* STORED ROWS *
— Start —

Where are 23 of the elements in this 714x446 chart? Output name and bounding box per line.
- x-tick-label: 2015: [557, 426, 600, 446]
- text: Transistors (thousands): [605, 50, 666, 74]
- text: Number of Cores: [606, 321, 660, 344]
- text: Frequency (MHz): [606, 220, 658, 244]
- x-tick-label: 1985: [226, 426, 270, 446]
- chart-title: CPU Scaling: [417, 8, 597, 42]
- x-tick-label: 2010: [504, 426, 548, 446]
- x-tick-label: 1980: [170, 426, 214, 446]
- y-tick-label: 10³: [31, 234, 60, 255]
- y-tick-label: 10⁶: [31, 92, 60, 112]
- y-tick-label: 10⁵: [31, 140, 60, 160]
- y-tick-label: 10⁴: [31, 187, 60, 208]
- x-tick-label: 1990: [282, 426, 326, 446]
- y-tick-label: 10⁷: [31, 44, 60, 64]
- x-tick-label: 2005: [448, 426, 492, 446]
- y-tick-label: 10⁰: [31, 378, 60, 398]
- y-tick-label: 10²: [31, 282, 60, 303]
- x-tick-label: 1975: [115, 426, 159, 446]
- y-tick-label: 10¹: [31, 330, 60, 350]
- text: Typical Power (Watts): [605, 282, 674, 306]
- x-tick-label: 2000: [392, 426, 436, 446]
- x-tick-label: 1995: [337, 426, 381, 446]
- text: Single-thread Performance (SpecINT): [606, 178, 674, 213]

— End —

* REQUIRED TASK *
Rewrite the rows above, replacing every "x-tick-label" with "x-axis-label" and leaving everything else as it is.

* SOLUTION FOR THIS EXERCISE *
Where are 23 of the elements in this 714x446 chart? Output name and bounding box per line.
- x-axis-label: 2015: [557, 426, 600, 446]
- text: Transistors (thousands): [605, 50, 666, 74]
- text: Number of Cores: [606, 321, 660, 344]
- text: Frequency (MHz): [606, 220, 658, 244]
- x-axis-label: 1985: [226, 426, 270, 446]
- chart-title: CPU Scaling: [417, 8, 597, 42]
- x-axis-label: 2010: [504, 426, 548, 446]
- x-axis-label: 1980: [170, 426, 214, 446]
- y-tick-label: 10³: [31, 234, 60, 255]
- y-tick-label: 10⁶: [31, 92, 60, 112]
- y-tick-label: 10⁵: [31, 140, 60, 160]
- y-tick-label: 10⁴: [31, 187, 60, 208]
- x-axis-label: 1990: [282, 426, 326, 446]
- y-tick-label: 10⁷: [31, 44, 60, 64]
- x-axis-label: 2005: [448, 426, 492, 446]
- y-tick-label: 10⁰: [31, 378, 60, 398]
- y-tick-label: 10²: [31, 282, 60, 303]
- x-axis-label: 1975: [115, 426, 159, 446]
- y-tick-label: 10¹: [31, 330, 60, 350]
- text: Typical Power (Watts): [605, 282, 674, 306]
- x-axis-label: 2000: [392, 426, 436, 446]
- x-axis-label: 1995: [337, 426, 381, 446]
- text: Single-thread Performance (SpecINT): [606, 178, 674, 213]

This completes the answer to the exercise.